YOUR INSTRUCTIONS: Retype the material below. Keep every word exactly as it is.

--- START WORKING DATA ---

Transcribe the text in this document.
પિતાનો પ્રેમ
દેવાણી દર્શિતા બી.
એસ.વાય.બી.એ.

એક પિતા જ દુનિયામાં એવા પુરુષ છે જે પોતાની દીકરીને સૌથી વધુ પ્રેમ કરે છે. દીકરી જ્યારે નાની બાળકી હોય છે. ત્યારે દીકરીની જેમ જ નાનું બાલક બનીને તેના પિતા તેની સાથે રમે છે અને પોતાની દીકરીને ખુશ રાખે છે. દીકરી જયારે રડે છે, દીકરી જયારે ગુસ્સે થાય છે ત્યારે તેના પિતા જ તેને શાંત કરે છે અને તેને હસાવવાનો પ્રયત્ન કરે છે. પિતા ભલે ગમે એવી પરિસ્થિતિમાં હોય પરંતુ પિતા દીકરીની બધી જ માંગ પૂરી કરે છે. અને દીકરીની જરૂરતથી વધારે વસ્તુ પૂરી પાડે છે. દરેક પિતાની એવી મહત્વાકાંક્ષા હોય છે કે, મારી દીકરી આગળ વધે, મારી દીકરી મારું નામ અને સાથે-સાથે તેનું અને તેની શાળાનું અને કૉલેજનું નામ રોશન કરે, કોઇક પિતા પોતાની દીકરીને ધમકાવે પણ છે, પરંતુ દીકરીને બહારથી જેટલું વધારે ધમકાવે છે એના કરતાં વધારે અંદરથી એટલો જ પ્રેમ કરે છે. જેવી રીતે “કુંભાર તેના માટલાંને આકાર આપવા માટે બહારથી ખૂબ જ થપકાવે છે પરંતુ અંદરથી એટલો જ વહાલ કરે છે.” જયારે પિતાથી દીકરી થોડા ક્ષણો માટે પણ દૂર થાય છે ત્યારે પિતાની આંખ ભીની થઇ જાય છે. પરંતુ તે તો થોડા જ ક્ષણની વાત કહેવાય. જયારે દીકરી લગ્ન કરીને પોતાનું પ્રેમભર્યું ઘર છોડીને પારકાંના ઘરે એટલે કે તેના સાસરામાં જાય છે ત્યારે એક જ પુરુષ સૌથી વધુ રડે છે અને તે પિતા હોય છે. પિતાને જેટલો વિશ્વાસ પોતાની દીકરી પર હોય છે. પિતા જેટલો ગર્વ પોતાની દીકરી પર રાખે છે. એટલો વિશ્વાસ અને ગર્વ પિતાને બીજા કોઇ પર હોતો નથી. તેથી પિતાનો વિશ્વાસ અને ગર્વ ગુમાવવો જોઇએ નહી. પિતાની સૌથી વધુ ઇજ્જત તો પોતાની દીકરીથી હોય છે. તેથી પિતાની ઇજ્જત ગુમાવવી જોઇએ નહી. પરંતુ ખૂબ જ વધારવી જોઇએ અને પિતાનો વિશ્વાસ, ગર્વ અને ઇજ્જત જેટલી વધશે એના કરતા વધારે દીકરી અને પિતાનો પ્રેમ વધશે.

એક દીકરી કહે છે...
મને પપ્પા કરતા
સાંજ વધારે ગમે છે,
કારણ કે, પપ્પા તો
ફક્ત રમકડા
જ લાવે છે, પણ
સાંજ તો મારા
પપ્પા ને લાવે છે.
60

--- END WORKING DATA ---

WRITTEN REPLY:
Transcribe the text in this document.
પિતાનો પ્રેમ
દેવાણી દર્શિતા બી.
એસ.વાય.બી.એ.

એક પિતા જ દુનિયામાં એવા પુરુષ છે જે પોતાની દીકરીને સૌથી વધુ પ્રેમ કરે છે. દીકરી જ્યારે નાની બાળકી હોય છે. ત્યારે દીકરીની જેમ જ નાનું બાલક બનીને તેના પિતા તેની સાથે રમે છે અને પોતાની દીકરીને ખુશ રાખે છે. દીકરી જયારે રડે છે, દીકરી જયારે ગુસ્સે થાય છે ત્યારે તેના પિતા જ તેને શાંત કરે છે અને તેને હસાવવાનો પ્રયત્ન કરે છે. પિતા ભલે ગમે એવી પરિસ્થિતિમાં હોય પરંતુ પિતા દીકરીની બધી જ માંગ પૂરી કરે છે. અને દીકરીની જરૂરતથી વધારે વસ્તુ પૂરી પાડે છે. દરેક પિતાની એવી મહત્વાકાંક્ષા હોય છે કે, મારી દીકરી આગળ વધે, મારી દીકરી મારું નામ અને સાથે-સાથે તેનું અને તેની શાળાનું અને કૉલેજનું નામ રોશન કરે, કોઇક પિતા પોતાની દીકરીને ધમકાવે પણ છે, પરંતુ દીકરીને બહારથી જેટલું વધારે ધમકાવે છે એના કરતાં વધારે અંદરથી એટલો જ પ્રેમ કરે છે. જેવી રીતે “કુંભાર તેના માટલાંને આકાર આપવા માટે બહારથી ખૂબ જ થપકાવે છે પરંતુ અંદરથી એટલો જ વહાલ કરે છે.” જયારે પિતાથી દીકરી થોડા ક્ષણો માટે પણ દૂર થાય છે ત્યારે પિતાની આંખ ભીની થઇ જાય છે. પરંતુ તે તો થોડા જ ક્ષણની વાત કહેવાય. જયારે દીકરી લગ્ન કરીને પોતાનું પ્રેમભર્યું ઘર છોડીને પારકાંના ઘરે એટલે કે તેના સાસરામાં જાય છે ત્યારે એક જ પુરુષ સૌથી વધુ રડે છે અને તે પિતા હોય છે. પિતાને જેટલો વિશ્વાસ પોતાની દીકરી પર હોય છે. પિતા જેટલો ગર્વ પોતાની દીકરી પર રાખે છે. એટલો વિશ્વાસ અને ગર્વ પિતાને બીજા કોઇ પર હોતો નથી. તેથી પિતાનો વિશ્વાસ અને ગર્વ ગુમાવવો જોઇએ નહી. પિતાની સૌથી વધુ ઇજ્જત તો પોતાની દીકરીથી હોય છે. તેથી પિતાની ઇજ્જત ગુમાવવી જોઇએ નહી. પરંતુ ખૂબ જ વધારવી જોઇએ અને પિતાનો વિશ્વાસ, ગર્વ અને ઇજ્જત જેટલી વધશે એના કરતા વધારે દીકરી અને પિતાનો પ્રેમ વધશે.

એક દીકરી કહે છે...
મને પપ્પા કરતા
સાંજ વધારે ગમે છે,
કારણ કે, પપ્પા તો
ફક્ત રમકડા
જ લાવે છે, પણ
સાંજ તો મારા
પપ્પા ને લાવે છે.
60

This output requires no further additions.